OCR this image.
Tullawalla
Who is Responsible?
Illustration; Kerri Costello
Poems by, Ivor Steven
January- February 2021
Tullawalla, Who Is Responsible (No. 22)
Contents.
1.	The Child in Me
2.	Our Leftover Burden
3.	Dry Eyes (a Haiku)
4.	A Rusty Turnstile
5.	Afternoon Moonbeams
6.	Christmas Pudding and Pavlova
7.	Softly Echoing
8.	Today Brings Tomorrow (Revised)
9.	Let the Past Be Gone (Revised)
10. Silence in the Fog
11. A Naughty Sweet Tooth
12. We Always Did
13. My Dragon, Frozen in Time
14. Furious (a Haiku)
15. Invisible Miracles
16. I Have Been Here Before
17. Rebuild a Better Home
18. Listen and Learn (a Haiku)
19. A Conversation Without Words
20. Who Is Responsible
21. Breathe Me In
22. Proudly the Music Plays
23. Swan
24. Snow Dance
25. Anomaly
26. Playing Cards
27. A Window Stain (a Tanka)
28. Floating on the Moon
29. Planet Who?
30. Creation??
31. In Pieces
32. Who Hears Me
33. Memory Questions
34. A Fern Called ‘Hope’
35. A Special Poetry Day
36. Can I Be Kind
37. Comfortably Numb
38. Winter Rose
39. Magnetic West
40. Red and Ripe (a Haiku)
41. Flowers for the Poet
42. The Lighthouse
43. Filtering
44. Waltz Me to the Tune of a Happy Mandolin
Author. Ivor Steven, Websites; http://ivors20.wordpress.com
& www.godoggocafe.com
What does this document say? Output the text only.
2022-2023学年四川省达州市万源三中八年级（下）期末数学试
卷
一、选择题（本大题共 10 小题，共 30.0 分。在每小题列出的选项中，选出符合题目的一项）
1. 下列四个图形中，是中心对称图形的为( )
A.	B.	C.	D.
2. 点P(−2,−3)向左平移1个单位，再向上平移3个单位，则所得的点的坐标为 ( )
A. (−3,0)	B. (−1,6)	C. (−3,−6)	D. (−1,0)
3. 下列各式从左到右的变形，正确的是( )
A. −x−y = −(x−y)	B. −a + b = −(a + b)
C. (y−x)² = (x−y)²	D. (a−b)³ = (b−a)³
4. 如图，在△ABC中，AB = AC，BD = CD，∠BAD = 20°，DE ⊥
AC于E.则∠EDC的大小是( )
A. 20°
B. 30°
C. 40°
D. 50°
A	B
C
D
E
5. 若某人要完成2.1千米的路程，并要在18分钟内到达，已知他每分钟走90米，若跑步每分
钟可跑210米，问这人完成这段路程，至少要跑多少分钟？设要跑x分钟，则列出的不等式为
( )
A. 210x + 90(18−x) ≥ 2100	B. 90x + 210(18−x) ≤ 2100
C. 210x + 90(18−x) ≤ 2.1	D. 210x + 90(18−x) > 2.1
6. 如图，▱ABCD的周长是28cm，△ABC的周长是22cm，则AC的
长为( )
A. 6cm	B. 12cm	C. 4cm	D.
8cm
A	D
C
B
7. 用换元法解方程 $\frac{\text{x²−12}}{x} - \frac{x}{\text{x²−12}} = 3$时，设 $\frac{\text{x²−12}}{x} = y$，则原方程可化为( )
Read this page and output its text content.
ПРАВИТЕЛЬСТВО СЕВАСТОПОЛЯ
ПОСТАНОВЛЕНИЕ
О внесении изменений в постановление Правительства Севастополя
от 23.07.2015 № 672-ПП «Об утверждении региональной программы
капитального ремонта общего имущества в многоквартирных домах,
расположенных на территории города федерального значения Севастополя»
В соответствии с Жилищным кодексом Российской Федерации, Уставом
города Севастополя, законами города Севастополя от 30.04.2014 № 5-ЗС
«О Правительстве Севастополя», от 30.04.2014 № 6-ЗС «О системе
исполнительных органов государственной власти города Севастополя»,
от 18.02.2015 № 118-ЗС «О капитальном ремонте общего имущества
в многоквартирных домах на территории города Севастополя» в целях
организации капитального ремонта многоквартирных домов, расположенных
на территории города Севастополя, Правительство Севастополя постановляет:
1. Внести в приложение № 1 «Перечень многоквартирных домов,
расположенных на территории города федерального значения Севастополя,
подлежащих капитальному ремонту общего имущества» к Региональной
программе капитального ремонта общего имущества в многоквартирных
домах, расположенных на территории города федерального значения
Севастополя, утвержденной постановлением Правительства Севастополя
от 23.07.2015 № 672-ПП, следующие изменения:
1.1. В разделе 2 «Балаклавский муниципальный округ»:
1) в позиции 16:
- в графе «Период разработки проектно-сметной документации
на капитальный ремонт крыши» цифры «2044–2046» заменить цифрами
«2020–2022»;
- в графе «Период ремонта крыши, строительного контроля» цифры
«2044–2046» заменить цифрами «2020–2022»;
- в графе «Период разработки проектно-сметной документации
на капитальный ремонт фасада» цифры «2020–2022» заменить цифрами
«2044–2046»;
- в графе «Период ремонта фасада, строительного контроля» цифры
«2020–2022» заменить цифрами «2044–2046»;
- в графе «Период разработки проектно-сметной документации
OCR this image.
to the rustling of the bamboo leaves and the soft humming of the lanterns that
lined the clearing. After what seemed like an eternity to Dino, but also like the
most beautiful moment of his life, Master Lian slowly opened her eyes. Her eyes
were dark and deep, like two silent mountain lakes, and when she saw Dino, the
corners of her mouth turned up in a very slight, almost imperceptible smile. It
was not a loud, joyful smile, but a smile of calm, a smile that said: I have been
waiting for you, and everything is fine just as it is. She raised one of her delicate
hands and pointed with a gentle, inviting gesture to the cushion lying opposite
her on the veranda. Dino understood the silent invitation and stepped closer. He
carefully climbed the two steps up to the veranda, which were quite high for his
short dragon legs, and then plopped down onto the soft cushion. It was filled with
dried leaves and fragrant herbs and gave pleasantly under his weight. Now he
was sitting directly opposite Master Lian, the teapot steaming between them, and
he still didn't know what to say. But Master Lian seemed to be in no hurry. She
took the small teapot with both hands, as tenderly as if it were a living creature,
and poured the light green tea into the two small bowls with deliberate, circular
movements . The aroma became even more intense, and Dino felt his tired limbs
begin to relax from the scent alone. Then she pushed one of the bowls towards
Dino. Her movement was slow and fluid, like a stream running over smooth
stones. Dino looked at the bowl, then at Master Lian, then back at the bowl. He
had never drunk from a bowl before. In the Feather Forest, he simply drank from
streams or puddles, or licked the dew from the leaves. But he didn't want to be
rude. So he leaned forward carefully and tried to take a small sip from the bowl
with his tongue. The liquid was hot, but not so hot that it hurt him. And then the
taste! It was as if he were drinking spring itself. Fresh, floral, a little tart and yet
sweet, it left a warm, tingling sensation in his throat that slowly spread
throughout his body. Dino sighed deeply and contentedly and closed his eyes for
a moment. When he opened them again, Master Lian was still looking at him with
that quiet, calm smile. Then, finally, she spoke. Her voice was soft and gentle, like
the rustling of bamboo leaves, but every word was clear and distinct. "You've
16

= = = = =

_PROMPT_
The records above are to be copied in full, exactly as written.

_WRITTEN SOLUTION_
OCR this image.
Tullawalla
Who is Responsible?
Illustration; Kerri Costello
Poems by, Ivor Steven
January- February 2021
Tullawalla, Who Is Responsible (No. 22)
Contents.
1.	The Child in Me
2.	Our Leftover Burden
3.	Dry Eyes (a Haiku)
4.	A Rusty Turnstile
5.	Afternoon Moonbeams
6.	Christmas Pudding and Pavlova
7.	Softly Echoing
8.	Today Brings Tomorrow (Revised)
9.	Let the Past Be Gone (Revised)
10. Silence in the Fog
11. A Naughty Sweet Tooth
12. We Always Did
13. My Dragon, Frozen in Time
14. Furious (a Haiku)
15. Invisible Miracles
16. I Have Been Here Before
17. Rebuild a Better Home
18. Listen and Learn (a Haiku)
19. A Conversation Without Words
20. Who Is Responsible
21. Breathe Me In
22. Proudly the Music Plays
23. Swan
24. Snow Dance
25. Anomaly
26. Playing Cards
27. A Window Stain (a Tanka)
28. Floating on the Moon
29. Planet Who?
30. Creation??
31. In Pieces
32. Who Hears Me
33. Memory Questions
34. A Fern Called ‘Hope’
35. A Special Poetry Day
36. Can I Be Kind
37. Comfortably Numb
38. Winter Rose
39. Magnetic West
40. Red and Ripe (a Haiku)
41. Flowers for the Poet
42. The Lighthouse
43. Filtering
44. Waltz Me to the Tune of a Happy Mandolin
Author. Ivor Steven, Websites; http://ivors20.wordpress.com
& www.godoggocafe.com
What does this document say? Output the text only.
2022-2023学年四川省达州市万源三中八年级（下）期末数学试
卷
一、选择题（本大题共 10 小题，共 30.0 分。在每小题列出的选项中，选出符合题目的一项）
1. 下列四个图形中，是中心对称图形的为( )
A.	B.	C.	D.
2. 点P(−2,−3)向左平移1个单位，再向上平移3个单位，则所得的点的坐标为 ( )
A. (−3,0)	B. (−1,6)	C. (−3,−6)	D. (−1,0)
3. 下列各式从左到右的变形，正确的是( )
A. −x−y = −(x−y)	B. −a + b = −(a + b)
C. (y−x)² = (x−y)²	D. (a−b)³ = (b−a)³
4. 如图，在△ABC中，AB = AC，BD = CD，∠BAD = 20°，DE ⊥
AC于E.则∠EDC的大小是( )
A. 20°
B. 30°
C. 40°
D. 50°
A	B
C
D
E
5. 若某人要完成2.1千米的路程，并要在18分钟内到达，已知他每分钟走90米，若跑步每分
钟可跑210米，问这人完成这段路程，至少要跑多少分钟？设要跑x分钟，则列出的不等式为
( )
A. 210x + 90(18−x) ≥ 2100	B. 90x + 210(18−x) ≤ 2100
C. 210x + 90(18−x) ≤ 2.1	D. 210x + 90(18−x) > 2.1
6. 如图，▱ABCD的周长是28cm，△ABC的周长是22cm，则AC的
长为( )
A. 6cm	B. 12cm	C. 4cm	D.
8cm
A	D
C
B
7. 用换元法解方程 $\frac{\text{x²−12}}{x} - \frac{x}{\text{x²−12}} = 3$时，设 $\frac{\text{x²−12}}{x} = y$，则原方程可化为( )
Read this page and output its text content.
ПРАВИТЕЛЬСТВО СЕВАСТОПОЛЯ
ПОСТАНОВЛЕНИЕ
О внесении изменений в постановление Правительства Севастополя
от 23.07.2015 № 672-ПП «Об утверждении региональной программы
капитального ремонта общего имущества в многоквартирных домах,
расположенных на территории города федерального значения Севастополя»
В соответствии с Жилищным кодексом Российской Федерации, Уставом
города Севастополя, законами города Севастополя от 30.04.2014 № 5-ЗС
«О Правительстве Севастополя», от 30.04.2014 № 6-ЗС «О системе
исполнительных органов государственной власти города Севастополя»,
от 18.02.2015 № 118-ЗС «О капитальном ремонте общего имущества
в многоквартирных домах на территории города Севастополя» в целях
организации капитального ремонта многоквартирных домов, расположенных
на территории города Севастополя, Правительство Севастополя постановляет:
1. Внести в приложение № 1 «Перечень многоквартирных домов,
расположенных на территории города федерального значения Севастополя,
подлежащих капитальному ремонту общего имущества» к Региональной
программе капитального ремонта общего имущества в многоквартирных
домах, расположенных на территории города федерального значения
Севастополя, утвержденной постановлением Правительства Севастополя
от 23.07.2015 № 672-ПП, следующие изменения:
1.1. В разделе 2 «Балаклавский муниципальный округ»:
1) в позиции 16:
- в графе «Период разработки проектно-сметной документации
на капитальный ремонт крыши» цифры «2044–2046» заменить цифрами
«2020–2022»;
- в графе «Период ремонта крыши, строительного контроля» цифры
«2044–2046» заменить цифрами «2020–2022»;
- в графе «Период разработки проектно-сметной документации
на капитальный ремонт фасада» цифры «2020–2022» заменить цифрами
«2044–2046»;
- в графе «Период ремонта фасада, строительного контроля» цифры
«2020–2022» заменить цифрами «2044–2046»;
- в графе «Период разработки проектно-сметной документации
OCR this image.
to the rustling of the bamboo leaves and the soft humming of the lanterns that
lined the clearing. After what seemed like an eternity to Dino, but also like the
most beautiful moment of his life, Master Lian slowly opened her eyes. Her eyes
were dark and deep, like two silent mountain lakes, and when she saw Dino, the
corners of her mouth turned up in a very slight, almost imperceptible smile. It
was not a loud, joyful smile, but a smile of calm, a smile that said: I have been
waiting for you, and everything is fine just as it is. She raised one of her delicate
hands and pointed with a gentle, inviting gesture to the cushion lying opposite
her on the veranda. Dino understood the silent invitation and stepped closer. He
carefully climbed the two steps up to the veranda, which were quite high for his
short dragon legs, and then plopped down onto the soft cushion. It was filled with
dried leaves and fragrant herbs and gave pleasantly under his weight. Now he
was sitting directly opposite Master Lian, the teapot steaming between them, and
he still didn't know what to say. But Master Lian seemed to be in no hurry. She
took the small teapot with both hands, as tenderly as if it were a living creature,
and poured the light green tea into the two small bowls with deliberate, circular
movements . The aroma became even more intense, and Dino felt his tired limbs
begin to relax from the scent alone. Then she pushed one of the bowls towards
Dino. Her movement was slow and fluid, like a stream running over smooth
stones. Dino looked at the bowl, then at Master Lian, then back at the bowl. He
had never drunk from a bowl before. In the Feather Forest, he simply drank from
streams or puddles, or licked the dew from the leaves. But he didn't want to be
rude. So he leaned forward carefully and tried to take a small sip from the bowl
with his tongue. The liquid was hot, but not so hot that it hurt him. And then the
taste! It was as if he were drinking spring itself. Fresh, floral, a little tart and yet
sweet, it left a warm, tingling sensation in his throat that slowly spread
throughout his body. Dino sighed deeply and contentedly and closed his eyes for
a moment. When he opened them again, Master Lian was still looking at him with
that quiet, calm smile. Then, finally, she spoke. Her voice was soft and gentle, like
the rustling of bamboo leaves, but every word was clear and distinct. "You've
16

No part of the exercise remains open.